## What is needed
Images do not belong in the copy. Retype all the entries below exactly.

"""

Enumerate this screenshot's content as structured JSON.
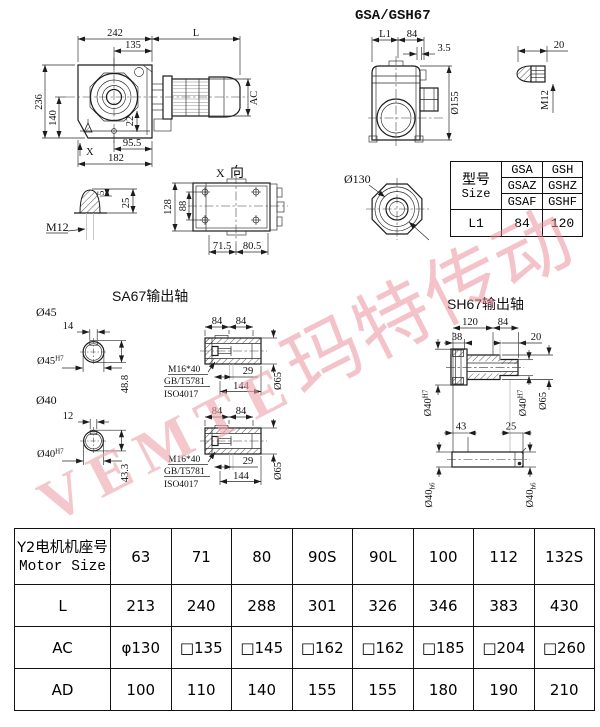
{
  "colors": {
    "line": "#1c1c1c",
    "watermark_pink": "#e9879a"
  },
  "watermark": {
    "latin": "VEMTE",
    "cjk": "玛特传动"
  },
  "titles": {
    "side": "GSA/GSH67",
    "sa67": "SA67输出轴",
    "sh67": "SH67输出轴",
    "xv_x": "X",
    "xv_dir": "向"
  },
  "main_view": {
    "d242": "242",
    "dL": "L",
    "d135": "135",
    "d236": "236",
    "d140": "140",
    "d22": "22",
    "d95": "95.5",
    "d182": "182",
    "dX": "X",
    "dAC": "AC"
  },
  "side_view": {
    "dL1": "L1",
    "d84": "84",
    "d35": "3.5",
    "d155": "Ø155"
  },
  "key_detail": {
    "d20": "20",
    "m12": "M12"
  },
  "plug_detail": {
    "d5": "5",
    "d25": "25",
    "m12": "M12"
  },
  "x_view": {
    "d128": "128",
    "d88": "88",
    "d715": "71.5",
    "d805": "80.5"
  },
  "octagon": {
    "d130": "Ø130"
  },
  "size_table": {
    "type_cn": "型号",
    "type_en": "Size",
    "rows": [
      [
        "GSA",
        "GSH"
      ],
      [
        "GSAZ",
        "GSHZ"
      ],
      [
        "GSAF",
        "GSHF"
      ]
    ],
    "l1": "L1",
    "v1": "84",
    "v2": "120"
  },
  "sa67": {
    "shaft45": {
      "label": "Ø45",
      "key_w": "14",
      "bore": "Ø45",
      "bore_fit": "H7",
      "depth": "48.8"
    },
    "shaft40": {
      "label": "Ø40",
      "key_w": "12",
      "bore": "Ø40",
      "bore_fit": "H7",
      "depth": "43.3"
    },
    "sec1": {
      "d84a": "84",
      "d84b": "84",
      "d29": "29",
      "d144": "144",
      "d65": "Ø65",
      "bolt": "M16*40",
      "std1": "GB/T5781",
      "std2": "ISO4017"
    },
    "sec2": {
      "d84a": "84",
      "d84b": "84",
      "d29": "29",
      "d144": "144",
      "d65": "Ø65",
      "bolt": "M16*40",
      "std1": "GB/T5781",
      "std2": "ISO4017"
    }
  },
  "sh67": {
    "d120": "120",
    "d84": "84",
    "d38": "38",
    "d20": "20",
    "d43": "43",
    "d25": "25",
    "d65": "Ø65",
    "boreL": "Ø40",
    "boreL_fit": "H7",
    "boreR": "Ø40",
    "boreR_fit": "H7",
    "shaftL": "Ø40",
    "shaftL_fit": "h6",
    "shaftR": "Ø40",
    "shaftR_fit": "h6"
  },
  "motor_table": {
    "header_cn": "Y2电机机座号",
    "header_en": "Motor Size",
    "sizes": [
      "63",
      "71",
      "80",
      "90S",
      "90L",
      "100",
      "112",
      "132S"
    ],
    "row_l_label": "L",
    "row_l": [
      "213",
      "240",
      "288",
      "301",
      "326",
      "346",
      "383",
      "430"
    ],
    "row_ac_label": "AC",
    "row_ac": [
      "φ130",
      "□135",
      "□145",
      "□162",
      "□162",
      "□185",
      "□204",
      "□260"
    ],
    "row_ad_label": "AD",
    "row_ad": [
      "100",
      "110",
      "140",
      "155",
      "155",
      "180",
      "190",
      "210"
    ]
  }
}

"""

## Problem solution
Enumerate this screenshot's content as structured JSON.
{
  "colors": {
    "line": "#1c1c1c",
    "watermark_pink": "#e9879a"
  },
  "watermark": {
    "latin": "VEMTE",
    "cjk": "玛特传动"
  },
  "titles": {
    "side": "GSA/GSH67",
    "sa67": "SA67输出轴",
    "sh67": "SH67输出轴",
    "xv_x": "X",
    "xv_dir": "向"
  },
  "main_view": {
    "d242": "242",
    "dL": "L",
    "d135": "135",
    "d236": "236",
    "d140": "140",
    "d22": "22",
    "d95": "95.5",
    "d182": "182",
    "dX": "X",
    "dAC": "AC"
  },
  "side_view": {
    "dL1": "L1",
    "d84": "84",
    "d35": "3.5",
    "d155": "Ø155"
  },
  "key_detail": {
    "d20": "20",
    "m12": "M12"
  },
  "plug_detail": {
    "d5": "5",
    "d25": "25",
    "m12": "M12"
  },
  "x_view": {
    "d128": "128",
    "d88": "88",
    "d715": "71.5",
    "d805": "80.5"
  },
  "octagon": {
    "d130": "Ø130"
  },
  "size_table": {
    "type_cn": "型号",
    "type_en": "Size",
    "rows": [
      [
        "GSA",
        "GSH"
      ],
      [
        "GSAZ",
        "GSHZ"
      ],
      [
        "GSAF",
        "GSHF"
      ]
    ],
    "l1": "L1",
    "v1": "84",
    "v2": "120"
  },
  "sa67": {
    "shaft45": {
      "label": "Ø45",
      "key_w": "14",
      "bore": "Ø45",
      "bore_fit": "H7",
      "depth": "48.8"
    },
    "shaft40": {
      "label": "Ø40",
      "key_w": "12",
      "bore": "Ø40",
      "bore_fit": "H7",
      "depth": "43.3"
    },
    "sec1": {
      "d84a": "84",
      "d84b": "84",
      "d29": "29",
      "d144": "144",
      "d65": "Ø65",
      "bolt": "M16*40",
      "std1": "GB/T5781",
      "std2": "ISO4017"
    },
    "sec2": {
      "d84a": "84",
      "d84b": "84",
      "d29": "29",
      "d144": "144",
      "d65": "Ø65",
      "bolt": "M16*40",
      "std1": "GB/T5781",
      "std2": "ISO4017"
    }
  },
  "sh67": {
    "d120": "120",
    "d84": "84",
    "d38": "38",
    "d20": "20",
    "d43": "43",
    "d25": "25",
    "d65": "Ø65",
    "boreL": "Ø40",
    "boreL_fit": "H7",
    "boreR": "Ø40",
    "boreR_fit": "H7",
    "shaftL": "Ø40",
    "shaftL_fit": "h6",
    "shaftR": "Ø40",
    "shaftR_fit": "h6"
  },
  "motor_table": {
    "header_cn": "Y2电机机座号",
    "header_en": "Motor Size",
    "sizes": [
      "63",
      "71",
      "80",
      "90S",
      "90L",
      "100",
      "112",
      "132S"
    ],
    "row_l_label": "L",
    "row_l": [
      "213",
      "240",
      "288",
      "301",
      "326",
      "346",
      "383",
      "430"
    ],
    "row_ac_label": "AC",
    "row_ac": [
      "φ130",
      "□135",
      "□145",
      "□162",
      "□162",
      "□185",
      "□204",
      "□260"
    ],
    "row_ad_label": "AD",
    "row_ad": [
      "100",
      "110",
      "140",
      "155",
      "155",
      "180",
      "190",
      "210"
    ]
  }
}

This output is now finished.